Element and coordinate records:
++++
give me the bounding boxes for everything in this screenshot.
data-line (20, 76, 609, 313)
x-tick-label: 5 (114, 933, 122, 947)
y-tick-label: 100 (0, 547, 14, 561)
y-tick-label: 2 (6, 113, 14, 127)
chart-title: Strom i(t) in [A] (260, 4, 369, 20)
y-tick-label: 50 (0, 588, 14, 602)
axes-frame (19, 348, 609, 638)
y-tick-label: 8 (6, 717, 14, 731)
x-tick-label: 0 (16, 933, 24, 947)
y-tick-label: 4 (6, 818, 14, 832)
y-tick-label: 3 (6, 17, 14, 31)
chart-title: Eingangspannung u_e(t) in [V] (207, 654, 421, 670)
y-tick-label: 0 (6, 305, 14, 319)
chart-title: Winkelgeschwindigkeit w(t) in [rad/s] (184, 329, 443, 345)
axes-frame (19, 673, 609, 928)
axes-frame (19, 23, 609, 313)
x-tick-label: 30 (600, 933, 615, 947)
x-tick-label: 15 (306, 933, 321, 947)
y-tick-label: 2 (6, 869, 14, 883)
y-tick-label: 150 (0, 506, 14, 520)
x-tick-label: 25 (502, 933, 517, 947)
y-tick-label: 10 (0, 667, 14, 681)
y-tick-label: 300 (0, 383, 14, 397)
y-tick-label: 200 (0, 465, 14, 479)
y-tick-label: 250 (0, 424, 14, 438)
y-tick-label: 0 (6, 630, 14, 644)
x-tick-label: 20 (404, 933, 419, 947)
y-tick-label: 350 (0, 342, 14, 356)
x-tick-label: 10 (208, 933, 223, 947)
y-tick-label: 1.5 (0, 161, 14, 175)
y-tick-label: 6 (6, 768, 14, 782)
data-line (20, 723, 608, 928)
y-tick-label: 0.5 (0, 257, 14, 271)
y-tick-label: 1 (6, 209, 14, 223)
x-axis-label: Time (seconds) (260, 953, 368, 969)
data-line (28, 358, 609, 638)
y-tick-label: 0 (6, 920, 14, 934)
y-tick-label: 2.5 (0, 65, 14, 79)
++++
(Exercise) Put these lines into a numbered list, omitting any blank lines.

(The answer)
1. give me the bounding boxes for everything in this screenshot.
2. data-line (20, 76, 609, 313)
3. x-tick-label: 5 (114, 933, 122, 947)
4. y-tick-label: 100 (0, 547, 14, 561)
5. y-tick-label: 2 (6, 113, 14, 127)
6. chart-title: Strom i(t) in [A] (260, 4, 369, 20)
7. y-tick-label: 50 (0, 588, 14, 602)
8. axes-frame (19, 348, 609, 638)
9. y-tick-label: 8 (6, 717, 14, 731)
10. x-tick-label: 0 (16, 933, 24, 947)
11. y-tick-label: 4 (6, 818, 14, 832)
12. y-tick-label: 3 (6, 17, 14, 31)
13. chart-title: Eingangspannung u_e(t) in [V] (207, 654, 421, 670)
14. y-tick-label: 0 (6, 305, 14, 319)
15. chart-title: Winkelgeschwindigkeit w(t) in [rad/s] (184, 329, 443, 345)
16. axes-frame (19, 673, 609, 928)
17. axes-frame (19, 23, 609, 313)
18. x-tick-label: 30 (600, 933, 615, 947)
19. x-tick-label: 15 (306, 933, 321, 947)
20. y-tick-label: 2 (6, 869, 14, 883)
21. y-tick-label: 150 (0, 506, 14, 520)
22. x-tick-label: 25 (502, 933, 517, 947)
23. y-tick-label: 10 (0, 667, 14, 681)
24. y-tick-label: 300 (0, 383, 14, 397)
25. y-tick-label: 200 (0, 465, 14, 479)
26. y-tick-label: 250 (0, 424, 14, 438)
27. y-tick-label: 0 (6, 630, 14, 644)
28. x-tick-label: 20 (404, 933, 419, 947)
29. y-tick-label: 350 (0, 342, 14, 356)
30. x-tick-label: 10 (208, 933, 223, 947)
31. y-tick-label: 1.5 (0, 161, 14, 175)
32. y-tick-label: 6 (6, 768, 14, 782)
33. data-line (20, 723, 608, 928)
34. y-tick-label: 0.5 (0, 257, 14, 271)
35. y-tick-label: 1 (6, 209, 14, 223)
36. x-axis-label: Time (seconds) (260, 953, 368, 969)
37. data-line (28, 358, 609, 638)
38. y-tick-label: 0 (6, 920, 14, 934)
39. y-tick-label: 2.5 (0, 65, 14, 79)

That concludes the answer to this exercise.